SUPPLIED RECORDS:
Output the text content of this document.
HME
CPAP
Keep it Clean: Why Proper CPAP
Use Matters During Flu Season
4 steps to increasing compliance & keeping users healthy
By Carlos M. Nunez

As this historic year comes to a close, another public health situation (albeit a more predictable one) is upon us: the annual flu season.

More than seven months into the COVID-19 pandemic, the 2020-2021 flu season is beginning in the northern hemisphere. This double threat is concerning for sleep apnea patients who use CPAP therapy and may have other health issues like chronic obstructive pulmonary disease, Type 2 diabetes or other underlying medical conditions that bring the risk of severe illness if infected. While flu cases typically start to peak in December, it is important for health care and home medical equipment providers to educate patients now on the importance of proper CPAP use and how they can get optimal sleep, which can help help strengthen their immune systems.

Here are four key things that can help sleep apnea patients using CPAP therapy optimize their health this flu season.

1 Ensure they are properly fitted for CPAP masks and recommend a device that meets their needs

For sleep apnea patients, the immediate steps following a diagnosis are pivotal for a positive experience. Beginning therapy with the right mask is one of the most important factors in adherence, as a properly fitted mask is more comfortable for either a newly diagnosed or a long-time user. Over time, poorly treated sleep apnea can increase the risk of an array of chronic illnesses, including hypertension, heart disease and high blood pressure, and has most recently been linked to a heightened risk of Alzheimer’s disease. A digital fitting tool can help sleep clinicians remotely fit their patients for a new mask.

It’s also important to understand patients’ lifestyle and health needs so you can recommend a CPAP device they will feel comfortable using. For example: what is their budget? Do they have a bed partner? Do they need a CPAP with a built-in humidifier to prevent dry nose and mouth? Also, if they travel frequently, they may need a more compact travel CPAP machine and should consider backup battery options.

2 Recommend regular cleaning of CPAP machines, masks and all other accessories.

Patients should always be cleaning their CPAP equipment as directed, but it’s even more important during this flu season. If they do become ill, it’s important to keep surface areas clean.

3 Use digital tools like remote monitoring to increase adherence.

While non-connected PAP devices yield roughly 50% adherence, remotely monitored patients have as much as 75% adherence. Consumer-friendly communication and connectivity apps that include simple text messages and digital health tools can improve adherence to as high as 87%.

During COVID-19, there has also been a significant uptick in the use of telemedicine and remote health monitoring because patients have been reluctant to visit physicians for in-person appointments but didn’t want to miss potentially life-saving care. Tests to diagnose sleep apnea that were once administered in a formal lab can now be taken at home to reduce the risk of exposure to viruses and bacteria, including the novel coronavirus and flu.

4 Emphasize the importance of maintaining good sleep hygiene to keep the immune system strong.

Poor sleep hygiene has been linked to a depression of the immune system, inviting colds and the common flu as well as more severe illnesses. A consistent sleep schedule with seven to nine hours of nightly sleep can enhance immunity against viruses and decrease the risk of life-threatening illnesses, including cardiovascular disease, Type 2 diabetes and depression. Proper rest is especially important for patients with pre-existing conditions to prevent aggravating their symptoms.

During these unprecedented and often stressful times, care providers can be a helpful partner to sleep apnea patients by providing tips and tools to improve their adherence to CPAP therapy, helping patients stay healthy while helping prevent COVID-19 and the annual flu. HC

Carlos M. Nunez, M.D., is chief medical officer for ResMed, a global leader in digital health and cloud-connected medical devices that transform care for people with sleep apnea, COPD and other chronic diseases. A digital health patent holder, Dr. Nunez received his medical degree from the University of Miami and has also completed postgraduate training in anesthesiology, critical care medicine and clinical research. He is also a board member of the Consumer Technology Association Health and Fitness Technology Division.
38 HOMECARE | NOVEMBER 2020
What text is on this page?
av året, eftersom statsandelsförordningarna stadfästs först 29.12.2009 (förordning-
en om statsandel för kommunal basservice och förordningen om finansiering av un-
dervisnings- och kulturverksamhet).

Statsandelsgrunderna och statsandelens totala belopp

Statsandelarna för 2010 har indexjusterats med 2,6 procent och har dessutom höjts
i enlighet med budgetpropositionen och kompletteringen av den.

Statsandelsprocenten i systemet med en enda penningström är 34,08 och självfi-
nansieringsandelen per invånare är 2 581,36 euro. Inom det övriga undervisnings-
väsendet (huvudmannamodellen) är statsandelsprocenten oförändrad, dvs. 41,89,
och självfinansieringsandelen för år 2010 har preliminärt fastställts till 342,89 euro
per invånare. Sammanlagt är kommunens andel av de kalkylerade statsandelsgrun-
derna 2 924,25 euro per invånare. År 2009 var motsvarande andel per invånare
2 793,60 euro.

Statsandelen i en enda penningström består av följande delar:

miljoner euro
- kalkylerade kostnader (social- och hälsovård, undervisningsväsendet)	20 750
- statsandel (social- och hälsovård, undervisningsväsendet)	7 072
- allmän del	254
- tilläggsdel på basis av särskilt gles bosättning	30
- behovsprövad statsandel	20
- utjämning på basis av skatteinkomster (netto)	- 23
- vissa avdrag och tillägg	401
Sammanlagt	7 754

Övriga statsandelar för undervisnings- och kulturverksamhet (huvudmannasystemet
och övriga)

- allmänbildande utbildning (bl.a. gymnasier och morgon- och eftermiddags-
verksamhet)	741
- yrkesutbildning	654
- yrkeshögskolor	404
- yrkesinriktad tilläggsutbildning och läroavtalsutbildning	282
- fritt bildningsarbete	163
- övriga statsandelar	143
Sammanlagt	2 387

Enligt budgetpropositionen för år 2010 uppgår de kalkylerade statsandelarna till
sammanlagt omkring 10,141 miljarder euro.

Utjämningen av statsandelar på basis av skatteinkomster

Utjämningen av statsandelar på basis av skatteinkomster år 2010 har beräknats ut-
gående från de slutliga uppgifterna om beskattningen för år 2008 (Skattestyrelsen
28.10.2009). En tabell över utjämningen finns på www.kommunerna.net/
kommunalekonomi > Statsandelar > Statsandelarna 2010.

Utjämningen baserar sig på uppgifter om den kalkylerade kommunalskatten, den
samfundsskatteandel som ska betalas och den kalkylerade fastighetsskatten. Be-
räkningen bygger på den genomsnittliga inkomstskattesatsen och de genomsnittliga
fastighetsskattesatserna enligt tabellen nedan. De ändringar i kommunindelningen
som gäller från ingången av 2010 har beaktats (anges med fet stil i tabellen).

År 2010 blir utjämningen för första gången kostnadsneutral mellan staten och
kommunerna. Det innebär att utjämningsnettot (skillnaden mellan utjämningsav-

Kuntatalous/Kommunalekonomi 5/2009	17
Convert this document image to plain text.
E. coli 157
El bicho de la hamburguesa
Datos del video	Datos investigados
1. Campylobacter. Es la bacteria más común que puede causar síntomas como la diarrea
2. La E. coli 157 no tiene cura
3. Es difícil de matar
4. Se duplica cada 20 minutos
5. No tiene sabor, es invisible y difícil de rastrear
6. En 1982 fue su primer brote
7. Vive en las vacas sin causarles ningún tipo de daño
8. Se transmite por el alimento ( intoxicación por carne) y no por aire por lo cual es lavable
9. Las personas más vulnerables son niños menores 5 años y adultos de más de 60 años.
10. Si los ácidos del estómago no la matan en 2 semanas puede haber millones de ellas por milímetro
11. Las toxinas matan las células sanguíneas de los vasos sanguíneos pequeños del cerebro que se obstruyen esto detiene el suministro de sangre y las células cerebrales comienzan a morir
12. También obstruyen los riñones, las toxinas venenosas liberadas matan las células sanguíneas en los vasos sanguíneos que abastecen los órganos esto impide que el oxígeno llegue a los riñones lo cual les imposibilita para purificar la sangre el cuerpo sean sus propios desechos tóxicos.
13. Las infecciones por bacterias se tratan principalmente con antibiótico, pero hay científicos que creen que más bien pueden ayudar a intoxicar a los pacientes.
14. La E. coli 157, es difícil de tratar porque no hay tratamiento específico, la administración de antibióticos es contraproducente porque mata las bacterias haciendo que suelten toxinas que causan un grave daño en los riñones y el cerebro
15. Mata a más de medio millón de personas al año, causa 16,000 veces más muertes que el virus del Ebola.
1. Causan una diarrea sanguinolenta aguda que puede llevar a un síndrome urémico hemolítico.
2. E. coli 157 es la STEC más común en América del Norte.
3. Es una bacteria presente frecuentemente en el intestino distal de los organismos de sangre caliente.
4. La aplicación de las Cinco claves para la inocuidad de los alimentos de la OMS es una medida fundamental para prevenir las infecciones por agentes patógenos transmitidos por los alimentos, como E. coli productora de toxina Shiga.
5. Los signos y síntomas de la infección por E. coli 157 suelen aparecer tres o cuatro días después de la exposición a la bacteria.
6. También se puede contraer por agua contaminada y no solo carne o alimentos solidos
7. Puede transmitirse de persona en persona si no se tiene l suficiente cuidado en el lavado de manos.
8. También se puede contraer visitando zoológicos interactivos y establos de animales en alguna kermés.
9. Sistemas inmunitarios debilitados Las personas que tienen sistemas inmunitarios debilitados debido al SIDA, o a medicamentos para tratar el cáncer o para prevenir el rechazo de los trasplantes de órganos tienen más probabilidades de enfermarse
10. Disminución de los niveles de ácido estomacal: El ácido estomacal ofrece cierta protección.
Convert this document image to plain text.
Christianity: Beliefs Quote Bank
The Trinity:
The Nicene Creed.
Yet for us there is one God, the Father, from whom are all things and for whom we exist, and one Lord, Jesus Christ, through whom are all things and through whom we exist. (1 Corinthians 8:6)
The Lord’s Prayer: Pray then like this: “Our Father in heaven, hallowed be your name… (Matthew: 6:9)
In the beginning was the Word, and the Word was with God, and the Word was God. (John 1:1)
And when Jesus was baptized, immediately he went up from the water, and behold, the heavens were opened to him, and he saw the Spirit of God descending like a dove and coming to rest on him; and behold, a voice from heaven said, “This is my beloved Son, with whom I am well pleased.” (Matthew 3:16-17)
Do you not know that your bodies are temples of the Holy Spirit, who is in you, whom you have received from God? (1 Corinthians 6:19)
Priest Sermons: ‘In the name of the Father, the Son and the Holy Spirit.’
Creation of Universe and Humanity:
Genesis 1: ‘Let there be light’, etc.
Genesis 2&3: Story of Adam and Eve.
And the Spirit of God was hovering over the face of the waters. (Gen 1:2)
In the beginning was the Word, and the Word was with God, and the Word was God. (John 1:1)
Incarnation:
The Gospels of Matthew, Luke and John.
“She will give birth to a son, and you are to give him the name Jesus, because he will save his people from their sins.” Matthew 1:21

TASK OBJECTIVE: Copy here each line of the preceding records with "Consumer" in it.

EXERCISE RESULT:
While non-connected PAP devices yield roughly 50% adherence, remotely monitored patients have as much as 75% adherence. Consumer-friendly communication and connectivity apps that include simple text messages and digital health tools can improve adherence to as high as 87%.
Carlos M. Nunez, M.D., is chief medical officer for ResMed, a global leader in digital health and cloud-connected medical devices that transform care for people with sleep apnea, COPD and other chronic diseases. A digital health patent holder, Dr. Nunez received his medical degree from the University of Miami and has also completed postgraduate training in anesthesiology, critical care medicine and clinical research. He is also a board member of the Consumer Technology Association Health and Fitness Technology Division.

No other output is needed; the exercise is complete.